What the task requires - Write the next part of the forum thread about turned pill boxes and business card holders, picking up after its last post.

Extract provided -
-- start --
# New projects



## john lucas (Sep 18, 2007)

Several of these pill boxes were turned to get ready for my demo in Minneapolis. others were turned about a year ago or more. Other than my hand mirrors I wanted to several small projects that would be easy to make and great gifts or sellers. One other project will be these business card holders I designed. Still playing with the design but this works.


----------



## guglipm63 (Feb 27, 2013)

They look nice John. I presume you drill it out first? The card holder looks ingenious.


----------



## john lucas (Sep 18, 2007)

they are drilled. Too hard to hollow a hole 3/8" by 2"deep.


----------



## Steven W. (Dec 27, 2012)

Nice work. What Minneapolis demo do you speak of?


----------



## john lucas (Sep 18, 2007)

Minneapolis Mn I'll be doing a demo for their club on Friday the 5th. Then I will be doing hands on demos on Saturday and Sunday.
I'll be doing a demo for a club away from town the my friend Mike Hunter booked on Thursday the 4th. I don't remember what city he said. I can find out if anyone is interested. All I know is Mike is picking me up at the airport and then driving me to the AAW headquarters to meet the folks that run our organization. Then I'll be staying with my Friend Linda Ferber and her husband. She runs the AAW fundamentals online magazine which I write for.
-- end --
Supplied data -
-- start --
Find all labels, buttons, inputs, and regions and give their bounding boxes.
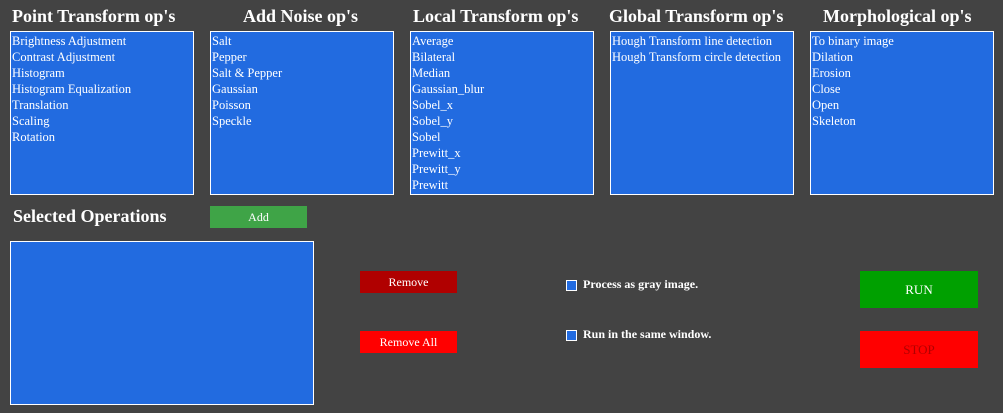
-- end --
Task response -
----------



## Burb (Nov 30, 2012)

Very nice projects. I love them both. Do you have tutorials on them? As for the card holder, do you make a semi-top design and then cut it off with a bandsaw? Thats really cool.

And enjoy Minneapolis and your trip :thumbsup:


----------



## john lucas (Sep 18, 2007)

I turn the large top. The put a 3/4" board under one end and cut off 3/4" on the other end on the bandsaw. This gives me the angle I need. I glue the cutoff onto the front and then flatten the bottom at that same angle on a disc sander. Then I just turn a 1 1/2" finial to glue into a 3/8" hole in the back.


----------



## firehawkmph (Apr 26, 2008)

Neat ideas for small projects John.
I like them both.
Mike Hawkins


----------



## cuerodoc (Jan 27, 2012)

Thanks for the visual on the card holder, had been asked to "do some", but hadn't wrapped my mind around how to turn'em.


----------



## JTTHECLOCKMAN (Dec 31, 2011)

Nice little projects. I would be somewhat weary of the pill holders. Pills coming in contact with wood seems a little scary. They sell kits for things like this in the pen making business. They have screw on lids and tubes. All you need to do is turn the blank like a pen barrel. 

Like the card holders. Small projects can be very rewarding at times too. Good luck with sales and demo.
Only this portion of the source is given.